◆ **Work to complete**: The entire listing is to be repeated verbatim.

◆ **Entries provided**:
■ ■ ■
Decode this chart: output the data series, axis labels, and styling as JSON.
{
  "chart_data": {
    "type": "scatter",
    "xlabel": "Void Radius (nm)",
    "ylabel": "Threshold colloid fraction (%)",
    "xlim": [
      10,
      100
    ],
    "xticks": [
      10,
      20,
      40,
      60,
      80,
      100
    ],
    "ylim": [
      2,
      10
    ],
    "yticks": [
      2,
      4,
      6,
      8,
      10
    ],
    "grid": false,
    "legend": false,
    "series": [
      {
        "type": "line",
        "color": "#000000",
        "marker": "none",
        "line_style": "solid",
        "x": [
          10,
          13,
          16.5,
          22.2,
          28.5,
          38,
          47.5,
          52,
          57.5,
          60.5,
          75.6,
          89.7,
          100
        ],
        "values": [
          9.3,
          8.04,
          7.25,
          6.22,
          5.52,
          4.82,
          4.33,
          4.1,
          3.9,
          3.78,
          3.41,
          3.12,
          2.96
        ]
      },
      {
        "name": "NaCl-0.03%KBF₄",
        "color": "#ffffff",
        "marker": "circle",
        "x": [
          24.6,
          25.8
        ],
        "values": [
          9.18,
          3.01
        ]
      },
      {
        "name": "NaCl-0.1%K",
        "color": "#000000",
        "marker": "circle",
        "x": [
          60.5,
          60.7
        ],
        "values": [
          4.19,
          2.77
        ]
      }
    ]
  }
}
■ ■ ■
◆ **Solution to this exercise**:
Decode this chart: output the data series, axis labels, and styling as JSON.
{
  "chart_data": {
    "type": "scatter",
    "xlabel": "Void Radius (nm)",
    "ylabel": "Threshold colloid fraction (%)",
    "xlim": [
      10,
      100
    ],
    "xticks": [
      10,
      20,
      40,
      60,
      80,
      100
    ],
    "ylim": [
      2,
      10
    ],
    "yticks": [
      2,
      4,
      6,
      8,
      10
    ],
    "grid": false,
    "legend": false,
    "series": [
      {
        "type": "line",
        "color": "#000000",
        "marker": "none",
        "line_style": "solid",
        "x": [
          10,
          13,
          16.5,
          22.2,
          28.5,
          38,
          47.5,
          52,
          57.5,
          60.5,
          75.6,
          89.7,
          100
        ],
        "values": [
          9.3,
          8.04,
          7.25,
          6.22,
          5.52,
          4.82,
          4.33,
          4.1,
          3.9,
          3.78,
          3.41,
          3.12,
          2.96
        ]
      },
      {
        "name": "NaCl-0.03%KBF₄",
        "color": "#ffffff",
        "marker": "circle",
        "x": [
          24.6,
          25.8
        ],
        "values": [
          9.18,
          3.01
        ]
      },
      {
        "name": "NaCl-0.1%K",
        "color": "#000000",
        "marker": "circle",
        "x": [
          60.5,
          60.7
        ],
        "values": [
          4.19,
          2.77
        ]
      }
    ]
  }
}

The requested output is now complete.